PROVIDED TEXT start
Chris Wilson July 5, 2018, 11:23 a.m. UTC | #2

Quoting Tvrtko Ursulin (2018-07-02 16:36:28)
> 
> On 02/07/2018 10:07, Chris Wilson wrote:
> > When using the pollable spinner, we often want to use it as a means of
> > ensuring the task is running on the GPU before switching to something
> > else. In which case we don't want to add extra delay inside the spinner,
> > but the current 1000 NOPs add on order of 5us, which is often larger
> > than the target latency.
> > 
> > v2: Don't change perf_pmu as that is sensitive to the extra CPU latency
> > from a tight GPU spinner.
PROVIDED TEXT end
INSTRUCTION A ▸
Can you reproduce, word for word, everything in the listing from the line containing "490, 833, 611]" down through the line containing "187, 717, 229]"?
DATA FOR THIS TASK start
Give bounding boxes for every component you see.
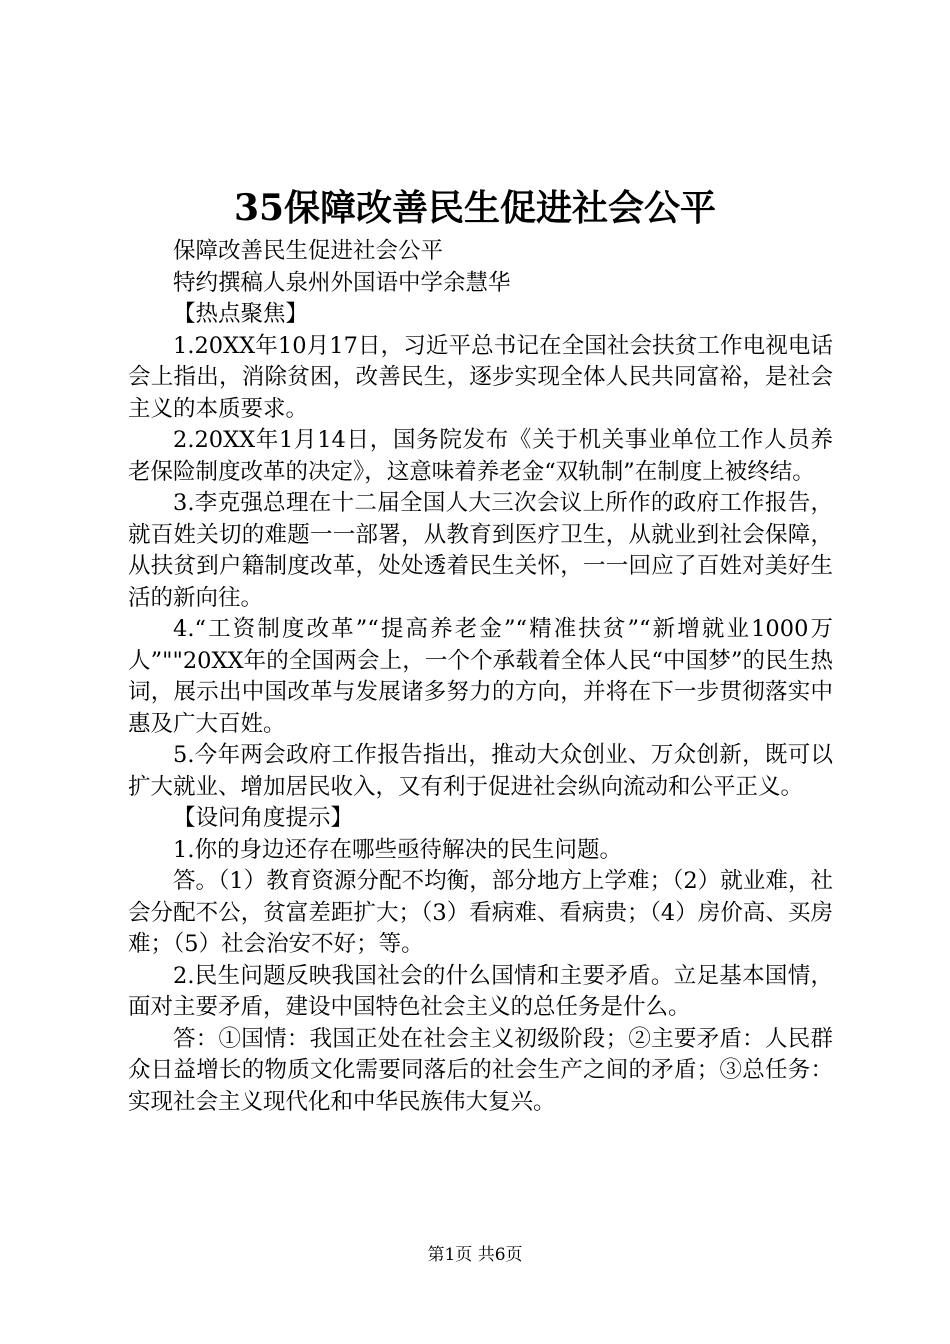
hotspot-item-3: 3.李克强总理在十二届全国人大三次会议上所作的政府工作报告，就百姓关切的难题一一部署，从教育到医疗卫生，从就业到社会保障，从扶贫到户籍制度改革，处处透着民生关怀，一一回应了百姓对美好生活的新向往。	[128, 490, 833, 611]
page-footer: 第1页 共6页	[427, 1245, 523, 1265]
section-heading-hotspot: 【热点聚焦】	[173, 301, 309, 327]
hotspot-item-2: 2.20XX年1月14日，国务院发布《关于机关事业单位工作人员养老保险制度改革的决定》，这意味着养老金“双轨制”在制度上被终结。	[128, 427, 833, 485]
subtitle-paragraph: 保障改善民生促进社会公平	[173, 238, 444, 264]
question-1: 1.你的身边还存在哪些亟待解决的民生问题。	[173, 836, 622, 863]
section-heading-questions: 【设问角度提示】	[173, 805, 354, 831]
answer-2: 答：①国情：我国正处在社会主义初级阶段；②主要矛盾：人民群众日益增长的物质文化需要同落后的社会生产之间的矛盾；③总任务：实现社会主义现代化和中华民族伟大复兴。	[128, 1025, 833, 1115]
author-paragraph: 特约撰稿人泉州外国语中学余慧华	[173, 269, 511, 296]
document-body	[128, 236, 833, 1118]
hotspot-item-5: 5.今年两会政府工作报告指出，推动大众创业、万众创新，既可以扩大就业、增加居民收入，又有利于促进社会纵向流动和公平正义。	[128, 742, 833, 800]
document-title: 35保障改善民生促进社会公平	[233, 187, 717, 229]
hotspot-item-1: 1.20XX年10月17日，习近平总书记在全国社会扶贫工作电视电话会上指出，消除贫困，改善民生，逐步实现全体人民共同富裕，是社会主义的本质要求。	[128, 332, 833, 422]
question-2: 2.民生问题反映我国社会的什么国情和主要矛盾。立足基本国情，面对主要矛盾，建设中国特色社会主义的总任务是什么。	[128, 962, 833, 1020]
answer-1: 答。（1）教育资源分配不均衡，部分地方上学难；（2）就业难，社会分配不公，贫富差距扩大；（3）看病难、看病贵；（4）房价高、买房难；（5）社会治安不好；等。	[128, 868, 833, 957]
hotspot-item-4: 4.“工资制度改革”“提高养老金”“精准扶贫”“新增就业1000万人”""20XX年的全国两会上，一个个承载着全体人民“中国梦”的民生热词，展示出中国改革与发展诸多努力的方向，并将在下一步贯彻落实中惠及广大百姓。	[128, 616, 833, 737]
DATA FOR THIS TASK end
INSTRUCTION B ▸
Could you condense the paragraph of the patch discussion that begins "When using the pollable spinner" into one or two sentences, keeping its main facts?

RIGHT ANSWER A ▸
hotspot-item-3: 3.李克强总理在十二届全国人大三次会议上所作的政府工作报告，就百姓关切的难题一一部署，从教育到医疗卫生，从就业到社会保障，从扶贫到户籍制度改革，处处透着民生关怀，一一回应了百姓对美好生活的新向往。	[128, 490, 833, 611]
page-footer: 第1页 共6页	[427, 1245, 523, 1265]
section-heading-hotspot: 【热点聚焦】	[173, 301, 309, 327]
hotspot-item-2: 2.20XX年1月14日，国务院发布《关于机关事业单位工作人员养老保险制度改革的决定》，这意味着养老金“双轨制”在制度上被终结。	[128, 427, 833, 485]
subtitle-paragraph: 保障改善民生促进社会公平	[173, 238, 444, 264]
question-1: 1.你的身边还存在哪些亟待解决的民生问题。	[173, 836, 622, 863]
section-heading-questions: 【设问角度提示】	[173, 805, 354, 831]
answer-2: 答：①国情：我国正处在社会主义初级阶段；②主要矛盾：人民群众日益增长的物质文化需要同落后的社会生产之间的矛盾；③总任务：实现社会主义现代化和中华民族伟大复兴。	[128, 1025, 833, 1115]
author-paragraph: 特约撰稿人泉州外国语中学余慧华	[173, 269, 511, 296]
document-body	[128, 236, 833, 1118]
hotspot-item-5: 5.今年两会政府工作报告指出，推动大众创业、万众创新，既可以扩大就业、增加居民收入，又有利于促进社会纵向流动和公平正义。	[128, 742, 833, 800]
document-title: 35保障改善民生促进社会公平	[233, 187, 717, 229]

RIGHT ANSWER B ▸
The pollable spinner is often used to make sure a task is running on the GPU before switching to something else. In that case, the spinner's current 1000 NOPs add an unwanted delay of roughly 5us, which often exceeds the target latency.